**RECORDED INFORMATION**:
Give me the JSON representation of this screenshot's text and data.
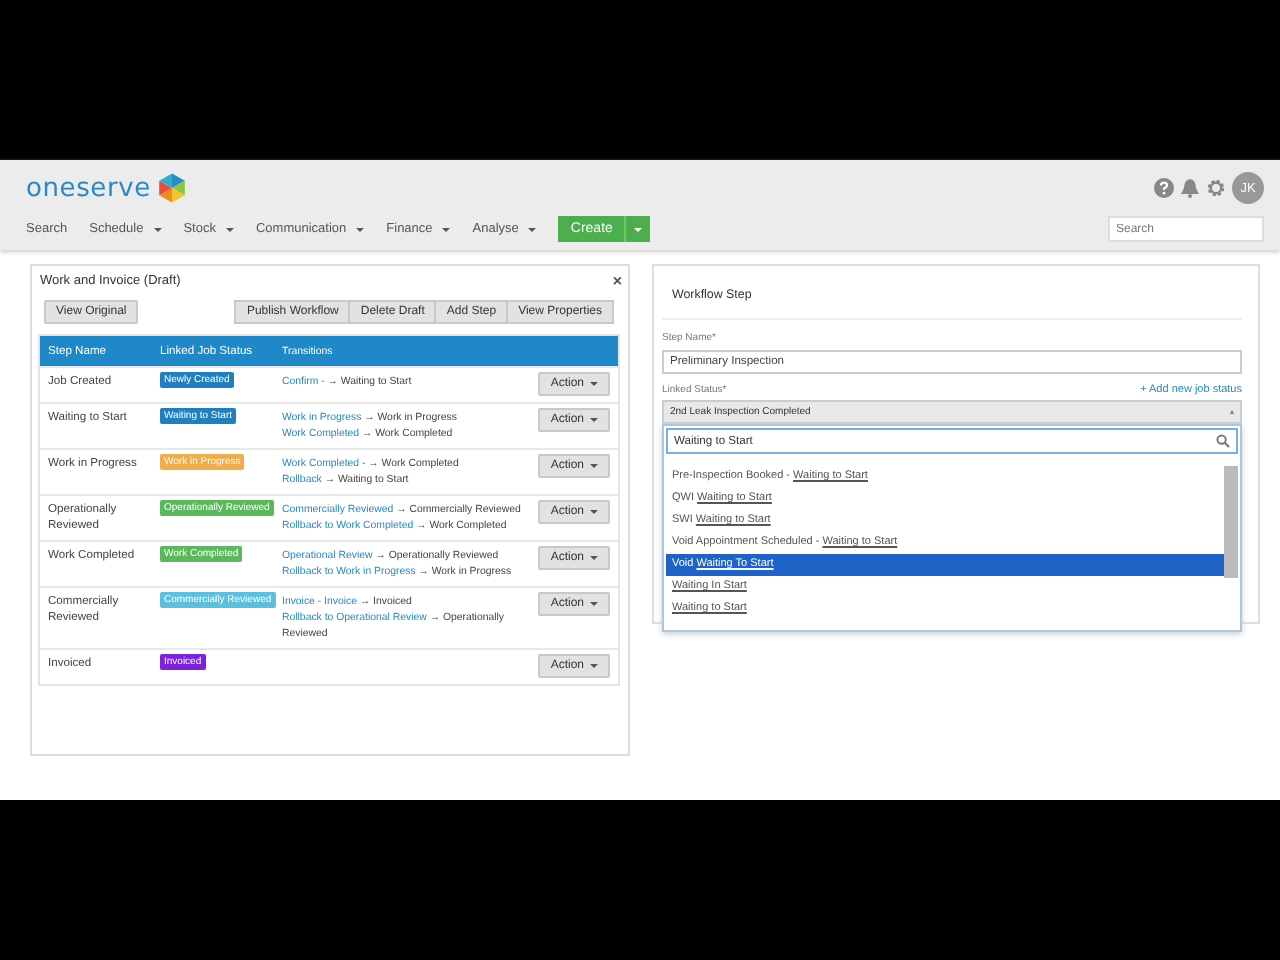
{
  "header": {
    "logo": "oneserve",
    "nav": [
      {
        "label": "Search",
        "dropdown": false
      },
      {
        "label": "Schedule",
        "dropdown": true
      },
      {
        "label": "Stock",
        "dropdown": true
      },
      {
        "label": "Communication",
        "dropdown": true
      },
      {
        "label": "Finance",
        "dropdown": true
      },
      {
        "label": "Analyse",
        "dropdown": true
      }
    ],
    "create": "Create",
    "avatar": "JK",
    "search": {
      "placeholder": "Search"
    }
  },
  "workflow": {
    "title": "Work and Invoice (Draft)",
    "close": "×",
    "view_original": "View Original",
    "toolbar": [
      "Publish Workflow",
      "Delete Draft",
      "Add Step",
      "View Properties"
    ],
    "columns": [
      "Step Name",
      "Linked Job Status",
      "Transitions"
    ],
    "steps": [
      {
        "name": "Job Created",
        "status": {
          "label": "Newly Created",
          "color": "#1f7fc0"
        },
        "transitions": [
          {
            "link": "Confirm -",
            "target": "→ Waiting to Start"
          }
        ],
        "action": "Action"
      },
      {
        "name": "Waiting to Start",
        "status": {
          "label": "Waiting to Start",
          "color": "#1f7fc0"
        },
        "transitions": [
          {
            "link": "Work in Progress",
            "target": "→ Work in Progress"
          },
          {
            "link": "Work Completed",
            "target": "→ Work Completed"
          }
        ],
        "action": "Action"
      },
      {
        "name": "Work in Progress",
        "status": {
          "label": "Work in Progress",
          "color": "#f0ad4e"
        },
        "transitions": [
          {
            "link": "Work Completed -",
            "target": "→ Work Completed"
          },
          {
            "link": "Rollback",
            "target": "→ Waiting to Start"
          }
        ],
        "action": "Action"
      },
      {
        "name": "Operationally Reviewed",
        "status": {
          "label": "Operationally Reviewed",
          "color": "#5cb85c"
        },
        "transitions": [
          {
            "link": "Commercially Reviewed",
            "target": "→ Commercially Reviewed"
          },
          {
            "link": "Rollback to Work Completed",
            "target": "→ Work Completed"
          }
        ],
        "action": "Action"
      },
      {
        "name": "Work Completed",
        "status": {
          "label": "Work Completed",
          "color": "#5cb85c"
        },
        "transitions": [
          {
            "link": "Operational Review",
            "target": "→ Operationally Reviewed"
          },
          {
            "link": "Rollback to Work in Progress",
            "target": "→ Work in Progress"
          }
        ],
        "action": "Action"
      },
      {
        "name": "Commercially Reviewed",
        "status": {
          "label": "Commercially Reviewed",
          "color": "#5bc0de"
        },
        "transitions": [
          {
            "link": "Invoice - Invoice",
            "target": "→ Invoiced"
          },
          {
            "link": "Rollback to Operational Review",
            "target": "→ Operationally Reviewed"
          }
        ],
        "action": "Action"
      },
      {
        "name": "Invoiced",
        "status": {
          "label": "Invoiced",
          "color": "#7b22e0"
        },
        "action": "Action"
      }
    ]
  },
  "step_panel": {
    "title": "Workflow Step",
    "step_name_label": "Step Name*",
    "step_name": "Preliminary Inspection",
    "linked_status_label": "Linked Status*",
    "add_status": "+ Add new job status",
    "linked_status": "2nd Leak Inspection Completed",
    "filter": "Waiting to Start",
    "options": [
      {
        "prefix": "Pre-Inspection Booked - ",
        "match": "Waiting to Start",
        "selected": false
      },
      {
        "prefix": "QWI ",
        "match": "Waiting to Start",
        "selected": false
      },
      {
        "prefix": "SWI ",
        "match": "Waiting to Start",
        "selected": false
      },
      {
        "prefix": "Void Appointment Scheduled - ",
        "match": "Waiting to Start",
        "selected": false
      },
      {
        "prefix": "Void ",
        "match": "Waiting To Start",
        "selected": true
      },
      {
        "match": "Waiting In Start",
        "selected": false
      },
      {
        "match": "Waiting to Start",
        "selected": false
      }
    ]
  }
}
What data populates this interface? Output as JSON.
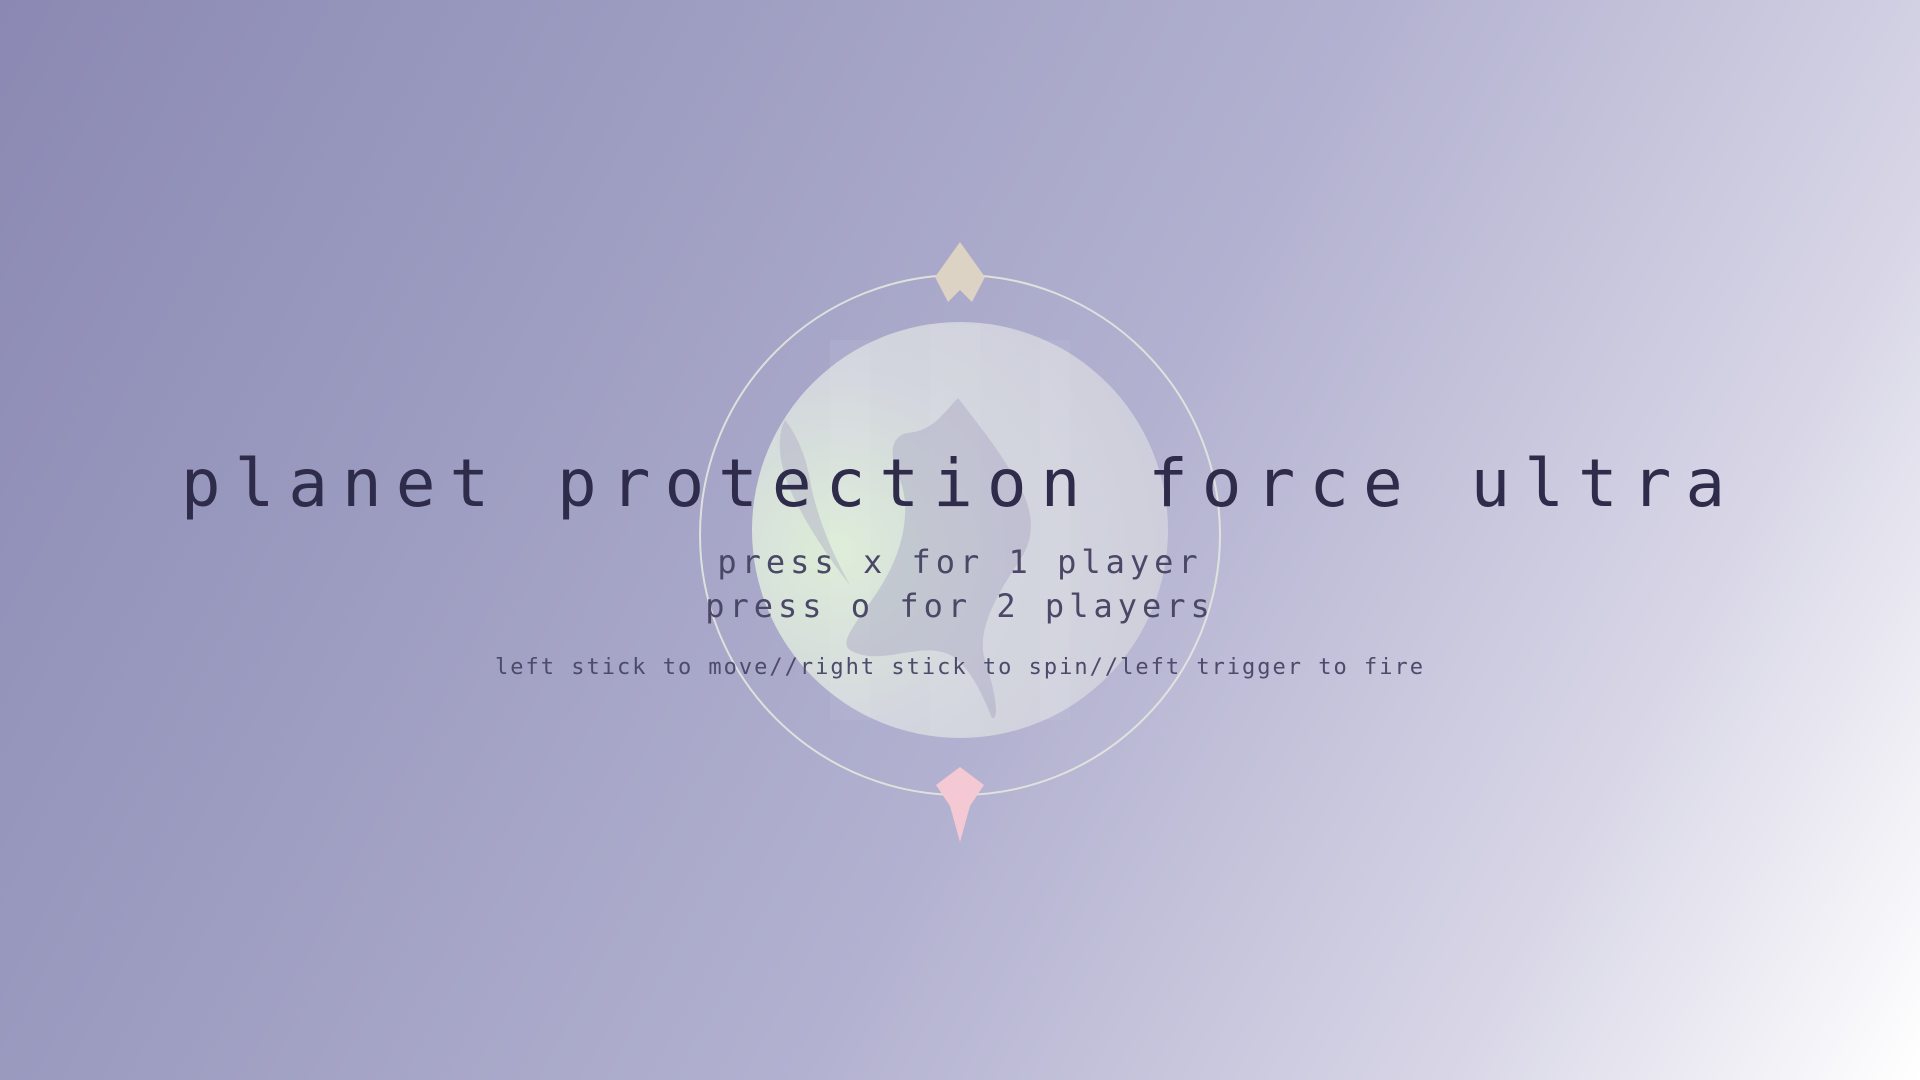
{
  "title": "planet protection force ultra",
  "menu": {
    "one_player": "press x for 1 player",
    "two_players": "press o for 2 players"
  },
  "controls": {
    "move": "left stick to move ",
    "sep1": "//",
    "spin": "right stick to spin ",
    "sep2": "//",
    "fire": "left trigger to fire"
  },
  "colors": {
    "background_start": "#8b89b3",
    "background_end": "#ffffff",
    "planet_fill": "#d4d6df",
    "planet_glow": "#dff0d8",
    "orbit_ring": "#e3e8df",
    "ship_player1": "#dcd3c4",
    "ship_player2": "#f4c9d3",
    "title_text": "#2e2c4a"
  },
  "icons": {
    "planet": "planet-icon",
    "orbit": "orbit-ring",
    "ship_top": "ship-player1-icon",
    "ship_bottom": "ship-player2-icon"
  }
}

**AIM OF THE TASK**:
Copy the records above exactly. The pictures are not part of the copy.

**THE SOLUTION**:
Give me the JSON representation of this screenshot's text and data.
{
  "header": {
    "logo": "oneserve",
    "nav": [
      {
        "label": "Search",
        "dropdown": false
      },
      {
        "label": "Schedule",
        "dropdown": true
      },
      {
        "label": "Stock",
        "dropdown": true
      },
      {
        "label": "Communication",
        "dropdown": true
      },
      {
        "label": "Finance",
        "dropdown": true
      },
      {
        "label": "Analyse",
        "dropdown": true
      }
    ],
    "create": "Create",
    "avatar": "JK",
    "search": {
      "placeholder": "Search"
    }
  },
  "workflow": {
    "title": "Work and Invoice (Draft)",
    "close": "×",
    "view_original": "View Original",
    "toolbar": [
      "Publish Workflow",
      "Delete Draft",
      "Add Step",
      "View Properties"
    ],
    "columns": [
      "Step Name",
      "Linked Job Status",
      "Transitions"
    ],
    "steps": [
      {
        "name": "Job Created",
        "status": {
          "label": "Newly Created",
          "color": "#1f7fc0"
        },
        "transitions": [
          {
            "link": "Confirm -",
            "target": "→ Waiting to Start"
          }
        ],
        "action": "Action"
      },
      {
        "name": "Waiting to Start",
        "status": {
          "label": "Waiting to Start",
          "color": "#1f7fc0"
        },
        "transitions": [
          {
            "link": "Work in Progress",
            "target": "→ Work in Progress"
          },
          {
            "link": "Work Completed",
            "target": "→ Work Completed"
          }
        ],
        "action": "Action"
      },
      {
        "name": "Work in Progress",
        "status": {
          "label": "Work in Progress",
          "color": "#f0ad4e"
        },
        "transitions": [
          {
            "link": "Work Completed -",
            "target": "→ Work Completed"
          },
          {
            "link": "Rollback",
            "target": "→ Waiting to Start"
          }
        ],
        "action": "Action"
      },
      {
        "name": "Operationally Reviewed",
        "status": {
          "label": "Operationally Reviewed",
          "color": "#5cb85c"
        },
        "transitions": [
          {
            "link": "Commercially Reviewed",
            "target": "→ Commercially Reviewed"
          },
          {
            "link": "Rollback to Work Completed",
            "target": "→ Work Completed"
          }
        ],
        "action": "Action"
      },
      {
        "name": "Work Completed",
        "status": {
          "label": "Work Completed",
          "color": "#5cb85c"
        },
        "transitions": [
          {
            "link": "Operational Review",
            "target": "→ Operationally Reviewed"
          },
          {
            "link": "Rollback to Work in Progress",
            "target": "→ Work in Progress"
          }
        ],
        "action": "Action"
      },
      {
        "name": "Commercially Reviewed",
        "status": {
          "label": "Commercially Reviewed",
          "color": "#5bc0de"
        },
        "transitions": [
          {
            "link": "Invoice - Invoice",
            "target": "→ Invoiced"
          },
          {
            "link": "Rollback to Operational Review",
            "target": "→ Operationally Reviewed"
          }
        ],
        "action": "Action"
      },
      {
        "name": "Invoiced",
        "status": {
          "label": "Invoiced",
          "color": "#7b22e0"
        },
        "action": "Action"
      }
    ]
  },
  "step_panel": {
    "title": "Workflow Step",
    "step_name_label": "Step Name*",
    "step_name": "Preliminary Inspection",
    "linked_status_label": "Linked Status*",
    "add_status": "+ Add new job status",
    "linked_status": "2nd Leak Inspection Completed",
    "filter": "Waiting to Start",
    "options": [
      {
        "prefix": "Pre-Inspection Booked - ",
        "match": "Waiting to Start",
        "selected": false
      },
      {
        "prefix": "QWI ",
        "match": "Waiting to Start",
        "selected": false
      },
      {
        "prefix": "SWI ",
        "match": "Waiting to Start",
        "selected": false
      },
      {
        "prefix": "Void Appointment Scheduled - ",
        "match": "Waiting to Start",
        "selected": false
      },
      {
        "prefix": "Void ",
        "match": "Waiting To Start",
        "selected": true
      },
      {
        "match": "Waiting In Start",
        "selected": false
      },
      {
        "match": "Waiting to Start",
        "selected": false
      }
    ]
  }
}
What data populates this interface? Output as JSON.
{
  "title": "planet protection force ultra",
  "menu": {
    "one_player": "press x for 1 player",
    "two_players": "press o for 2 players"
  },
  "controls": {
    "move": "left stick to move ",
    "sep1": "//",
    "spin": "right stick to spin ",
    "sep2": "//",
    "fire": "left trigger to fire"
  },
  "colors": {
    "background_start": "#8b89b3",
    "background_end": "#ffffff",
    "planet_fill": "#d4d6df",
    "planet_glow": "#dff0d8",
    "orbit_ring": "#e3e8df",
    "ship_player1": "#dcd3c4",
    "ship_player2": "#f4c9d3",
    "title_text": "#2e2c4a"
  },
  "icons": {
    "planet": "planet-icon",
    "orbit": "orbit-ring",
    "ship_top": "ship-player1-icon",
    "ship_bottom": "ship-player2-icon"
  }
}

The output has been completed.